> _Exercise brief_
Copy out all lines carrying the word "this".

* * *

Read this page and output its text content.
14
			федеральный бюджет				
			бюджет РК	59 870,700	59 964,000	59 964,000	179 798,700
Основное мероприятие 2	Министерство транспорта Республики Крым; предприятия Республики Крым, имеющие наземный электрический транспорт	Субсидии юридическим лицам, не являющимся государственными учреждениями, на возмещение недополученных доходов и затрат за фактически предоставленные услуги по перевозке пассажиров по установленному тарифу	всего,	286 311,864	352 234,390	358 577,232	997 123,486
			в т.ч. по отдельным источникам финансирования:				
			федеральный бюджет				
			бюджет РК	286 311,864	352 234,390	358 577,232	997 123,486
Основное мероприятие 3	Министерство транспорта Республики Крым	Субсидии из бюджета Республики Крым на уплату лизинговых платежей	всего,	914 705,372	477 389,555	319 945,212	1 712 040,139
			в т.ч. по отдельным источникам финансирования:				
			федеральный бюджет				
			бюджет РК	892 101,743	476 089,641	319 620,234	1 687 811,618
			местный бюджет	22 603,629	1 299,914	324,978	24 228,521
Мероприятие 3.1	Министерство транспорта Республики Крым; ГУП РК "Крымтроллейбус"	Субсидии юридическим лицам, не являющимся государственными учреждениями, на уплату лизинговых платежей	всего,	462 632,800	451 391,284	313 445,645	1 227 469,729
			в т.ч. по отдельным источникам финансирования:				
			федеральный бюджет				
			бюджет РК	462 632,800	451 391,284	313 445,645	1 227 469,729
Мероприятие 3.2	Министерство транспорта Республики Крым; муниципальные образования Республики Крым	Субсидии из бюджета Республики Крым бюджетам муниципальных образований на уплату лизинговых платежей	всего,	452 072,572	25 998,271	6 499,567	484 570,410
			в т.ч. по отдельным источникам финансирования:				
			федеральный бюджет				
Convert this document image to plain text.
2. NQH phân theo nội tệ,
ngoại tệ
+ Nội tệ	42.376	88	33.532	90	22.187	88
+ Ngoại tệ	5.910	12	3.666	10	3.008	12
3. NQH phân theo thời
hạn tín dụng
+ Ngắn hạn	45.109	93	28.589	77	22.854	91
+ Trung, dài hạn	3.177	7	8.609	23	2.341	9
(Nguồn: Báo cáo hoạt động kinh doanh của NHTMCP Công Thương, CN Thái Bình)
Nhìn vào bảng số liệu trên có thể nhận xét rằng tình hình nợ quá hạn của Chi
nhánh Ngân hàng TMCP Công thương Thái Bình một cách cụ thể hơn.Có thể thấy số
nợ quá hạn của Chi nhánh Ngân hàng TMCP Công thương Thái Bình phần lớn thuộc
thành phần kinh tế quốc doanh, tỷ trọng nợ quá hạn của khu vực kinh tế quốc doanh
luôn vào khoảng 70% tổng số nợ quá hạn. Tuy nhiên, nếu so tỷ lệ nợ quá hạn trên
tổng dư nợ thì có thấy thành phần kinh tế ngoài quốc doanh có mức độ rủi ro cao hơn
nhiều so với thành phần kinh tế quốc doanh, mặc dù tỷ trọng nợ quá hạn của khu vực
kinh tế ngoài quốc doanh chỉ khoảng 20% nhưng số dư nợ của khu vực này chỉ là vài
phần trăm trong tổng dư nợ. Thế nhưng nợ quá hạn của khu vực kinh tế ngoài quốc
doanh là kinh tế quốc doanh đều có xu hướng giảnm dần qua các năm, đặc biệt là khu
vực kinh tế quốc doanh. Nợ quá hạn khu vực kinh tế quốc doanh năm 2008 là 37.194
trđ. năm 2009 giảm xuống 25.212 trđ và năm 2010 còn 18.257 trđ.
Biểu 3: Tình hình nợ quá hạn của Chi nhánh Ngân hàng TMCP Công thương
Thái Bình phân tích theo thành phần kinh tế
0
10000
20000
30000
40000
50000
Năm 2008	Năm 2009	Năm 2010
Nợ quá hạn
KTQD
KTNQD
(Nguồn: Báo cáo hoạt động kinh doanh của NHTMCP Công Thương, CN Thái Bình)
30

* * *

> _Response_
Read this page and output its text content.
Convert this document image to plain text.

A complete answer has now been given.